Sur le modèle des Turcs « incités » au départ dans les années 80, avec les incendies de foyers, voici que les centres d’accueil pour réfugiés commencent à brûler en Allemagne. Il semble que les Allemands ne soient pas tous d’accord avec l’humanisme intéressé de Merkel et du grand patronat.
Nous sommes samedi 19 septembre, 330 lits ont été préparés dans la salle des sports de Wertheim (Bade-Wurtemberg, au sud-ouest du pays, le Land coincé entre la France et la Bavière) pour accueillir des migrants. Mais dans la nuit de samedi à dimanche, un feu se propage dans le bâtiment vide. Un incendie criminel, selon le porte-parole de la ville : la porte de derrière montre des traces d’effraction. L’incendie a été maîtrisé par les pompiers, mais le gymnase est désormais inutilisable : il risque de s’écrouler.
Le maire CDU (droite chrétienne) de cette petite ville de 22 500 habitants est bouleversé. Il venait tout récemment de s’adresser au gouvernement national pour réclamer de l’aide : les bénévoles étaient en train de préparer l’arrivée de 400 étrangers, alors que 600 réfugiés vivaient déjà dans un quartier de… 900 habitants. Les bénévoles, qui n’avaient pas compté leur temps et leur énergie pour monter ce centre d’accueil, ont manifesté pour soutenir les migrants aux cris de « Wertheim reste une ville ouverte ».
Le ministre de la Justice Heiko Maas a déclaré via Twitter que « chaque incendie contre des centres d’accueil est une agression contre nous tous, une agression contre notre société ».
L’écologiste Uli Sckerl a déclaré, pour sa part : « Nous protégerons notre démocratie avec tous les moyens de l’Etat de droit contre les criminel de la haine. »
Voir le travelling des dégâts :
Avant cela, le maire avait donc lancé un appel au gouvernement, en soulignant que les capacités d’accueil de sa ville étaient dépassées, et qu’elle risquait d’exploser sous la pression démographique. Samedi, justement, le jour de l’incendie, la ministre de l’Intégration du Land de Bade-Wurtemberg, Bilkay Öney (SPD, les sociaux-démocrates), lui assurait que le gymnase ne serait pas occupé de manière durable par les réfugiés, mais qu’on ne pouvait pas non plus le garantir. Un passage en force qui n’est visiblement pas passé.

Entrées enregistrées:
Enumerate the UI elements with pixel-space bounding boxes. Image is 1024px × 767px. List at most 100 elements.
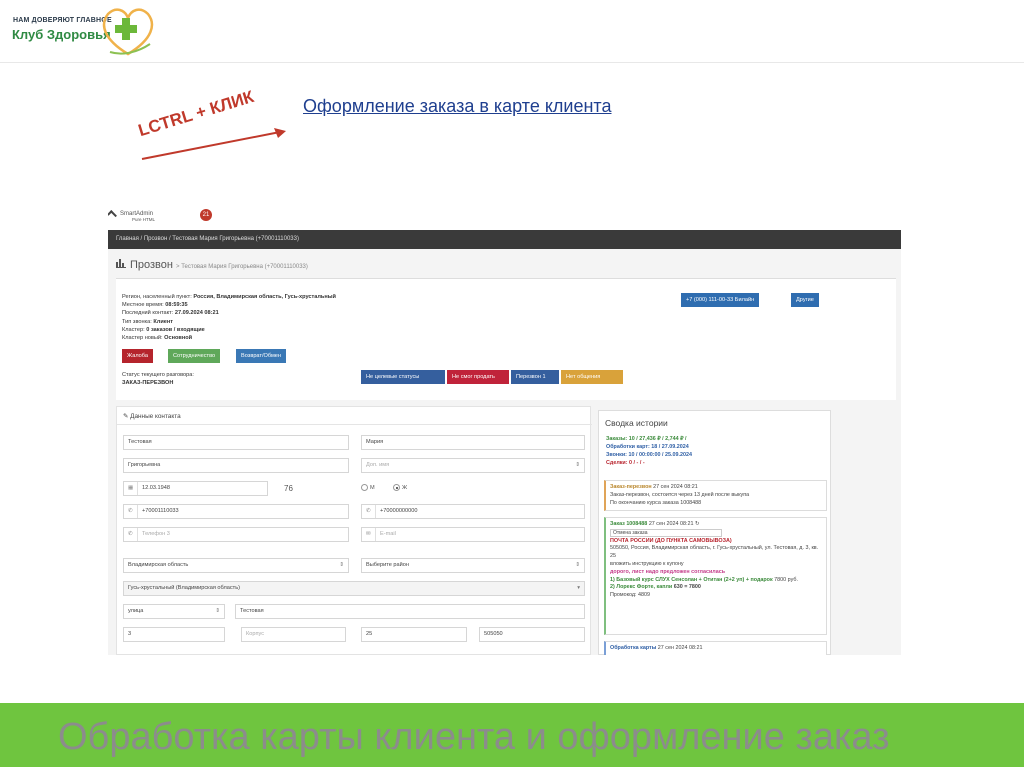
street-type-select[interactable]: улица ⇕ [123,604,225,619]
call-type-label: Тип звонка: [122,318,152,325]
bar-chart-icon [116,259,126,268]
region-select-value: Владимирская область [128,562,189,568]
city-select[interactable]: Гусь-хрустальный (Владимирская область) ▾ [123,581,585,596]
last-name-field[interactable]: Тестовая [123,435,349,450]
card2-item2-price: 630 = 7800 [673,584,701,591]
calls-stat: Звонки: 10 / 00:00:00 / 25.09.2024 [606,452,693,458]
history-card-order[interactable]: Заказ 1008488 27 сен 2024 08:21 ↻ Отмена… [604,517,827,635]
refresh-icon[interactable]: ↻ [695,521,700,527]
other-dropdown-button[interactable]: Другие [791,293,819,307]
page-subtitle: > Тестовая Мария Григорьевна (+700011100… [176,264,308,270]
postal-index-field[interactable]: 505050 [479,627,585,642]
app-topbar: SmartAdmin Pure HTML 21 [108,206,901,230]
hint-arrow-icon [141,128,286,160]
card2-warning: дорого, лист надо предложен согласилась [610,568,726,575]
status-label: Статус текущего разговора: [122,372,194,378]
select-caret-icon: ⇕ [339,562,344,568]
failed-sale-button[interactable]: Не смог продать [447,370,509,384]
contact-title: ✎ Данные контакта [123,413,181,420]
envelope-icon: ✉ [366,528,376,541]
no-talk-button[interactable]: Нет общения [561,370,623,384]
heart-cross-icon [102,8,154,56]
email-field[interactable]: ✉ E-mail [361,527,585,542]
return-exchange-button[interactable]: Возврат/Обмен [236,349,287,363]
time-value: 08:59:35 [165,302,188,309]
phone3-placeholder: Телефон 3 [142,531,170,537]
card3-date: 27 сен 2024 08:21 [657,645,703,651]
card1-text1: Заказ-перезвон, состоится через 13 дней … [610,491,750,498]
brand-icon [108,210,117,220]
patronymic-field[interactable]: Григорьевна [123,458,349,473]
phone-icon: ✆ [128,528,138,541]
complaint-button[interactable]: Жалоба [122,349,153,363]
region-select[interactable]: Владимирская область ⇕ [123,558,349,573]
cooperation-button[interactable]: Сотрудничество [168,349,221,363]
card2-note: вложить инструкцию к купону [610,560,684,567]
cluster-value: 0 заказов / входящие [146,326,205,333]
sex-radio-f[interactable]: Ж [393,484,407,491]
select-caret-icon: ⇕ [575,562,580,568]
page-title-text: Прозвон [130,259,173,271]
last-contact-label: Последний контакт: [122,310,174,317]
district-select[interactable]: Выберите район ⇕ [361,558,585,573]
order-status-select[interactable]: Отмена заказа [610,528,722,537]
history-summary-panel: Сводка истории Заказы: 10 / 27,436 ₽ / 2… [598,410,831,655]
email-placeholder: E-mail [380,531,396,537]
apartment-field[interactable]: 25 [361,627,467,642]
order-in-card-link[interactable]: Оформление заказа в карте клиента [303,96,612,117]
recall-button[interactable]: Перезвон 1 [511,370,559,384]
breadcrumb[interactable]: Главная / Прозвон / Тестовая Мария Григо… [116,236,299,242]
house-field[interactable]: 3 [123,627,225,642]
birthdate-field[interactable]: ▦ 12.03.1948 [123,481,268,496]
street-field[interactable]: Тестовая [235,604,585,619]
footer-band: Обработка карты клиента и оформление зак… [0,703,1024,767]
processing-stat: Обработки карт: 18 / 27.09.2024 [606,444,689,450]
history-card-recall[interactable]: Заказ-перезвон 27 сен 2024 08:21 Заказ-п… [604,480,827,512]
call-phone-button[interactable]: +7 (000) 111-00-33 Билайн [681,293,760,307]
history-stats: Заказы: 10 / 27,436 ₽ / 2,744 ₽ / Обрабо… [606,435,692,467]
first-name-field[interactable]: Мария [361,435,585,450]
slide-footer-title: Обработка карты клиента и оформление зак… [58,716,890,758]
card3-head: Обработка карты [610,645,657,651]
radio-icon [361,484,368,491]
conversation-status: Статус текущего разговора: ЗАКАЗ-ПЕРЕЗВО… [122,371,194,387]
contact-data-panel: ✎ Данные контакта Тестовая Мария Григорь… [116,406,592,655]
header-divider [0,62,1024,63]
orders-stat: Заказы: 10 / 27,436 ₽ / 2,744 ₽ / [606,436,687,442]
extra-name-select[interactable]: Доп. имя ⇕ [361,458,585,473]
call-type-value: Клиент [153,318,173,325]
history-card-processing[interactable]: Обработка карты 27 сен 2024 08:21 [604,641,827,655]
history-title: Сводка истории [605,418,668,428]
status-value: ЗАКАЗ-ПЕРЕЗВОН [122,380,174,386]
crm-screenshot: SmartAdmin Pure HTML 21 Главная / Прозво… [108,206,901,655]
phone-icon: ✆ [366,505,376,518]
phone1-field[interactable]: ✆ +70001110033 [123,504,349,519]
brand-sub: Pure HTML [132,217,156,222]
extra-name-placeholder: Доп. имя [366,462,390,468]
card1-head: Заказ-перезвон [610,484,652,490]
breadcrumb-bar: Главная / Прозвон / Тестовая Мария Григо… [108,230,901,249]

Tâches –
[1] Reproduisez à l'identique le passage de l'article sur l'incendie de Wertheim qui s'ouvre sur les mots contenant "Sur le modèle" et se clôt sur "du grand patronat.".
[2] Répondez aux questions suivantes d'après l'article sur l'incendie de Wertheim :
(a) Combien de lits avaient été préparés dans la salle des sports de Wertheim ?
(b) Par quel moyen le ministre de la Justice Heiko Maas a-t-il fait sa déclaration ?
(c) À quel parti appartient la ministre de l'Intégration du Land de Bade-Wurtemberg ?
[3] Poursuivez l'article sur l'incendie de Wertheim à partir de sa dernière phrase.
Ce matériel provient d'une source distincte de l'article sur l'incendie de Wertheim.

Résultats par tâche –
[1]
Sur le modèle des Turcs « incités » au départ dans les années 80, avec les incendies de foyers, voici que les centres d’accueil pour réfugiés commencent à brûler en Allemagne. Il semble que les Allemands ne soient pas tous d’accord avec l’humanisme intéressé de Merkel et du grand patronat.

[2]
(a) 330 lits.
(b) Via Twitter.
(c) Au SPD (les sociaux-démocrates).

[3]
Bilkay Öney, la ministre de l’Intégration du Land, s’est fait remarquer à coups de déclarations dérangeantes sur la communauté turque en Allemagne, estimée à 2,6 millions de personnes. Exemple : « Plus il y aura de Turcs, plus les problèmes seront nombreux en Allemagne. » Sans oublier une sortie délicate sur le niveau intellectuel de ses coreligionnaires, qui passent cinq fois plus de temps que les Allemands devant la télé…
Le rapprochement germano-turc date de Bismarck. Comme l’écrit Le Monde Diplomatique en 2008, « le général prussien Colmar Freiherr von der Goltz — surnommé « Goltz Pacha » — fut chargé de réorganiser l’armée ottomane, et les futurs cadres de la révolution des Jeunes-Turcs de Mustafa Kemal Atatürk vinrent parfaire leur formation en Allemagne. »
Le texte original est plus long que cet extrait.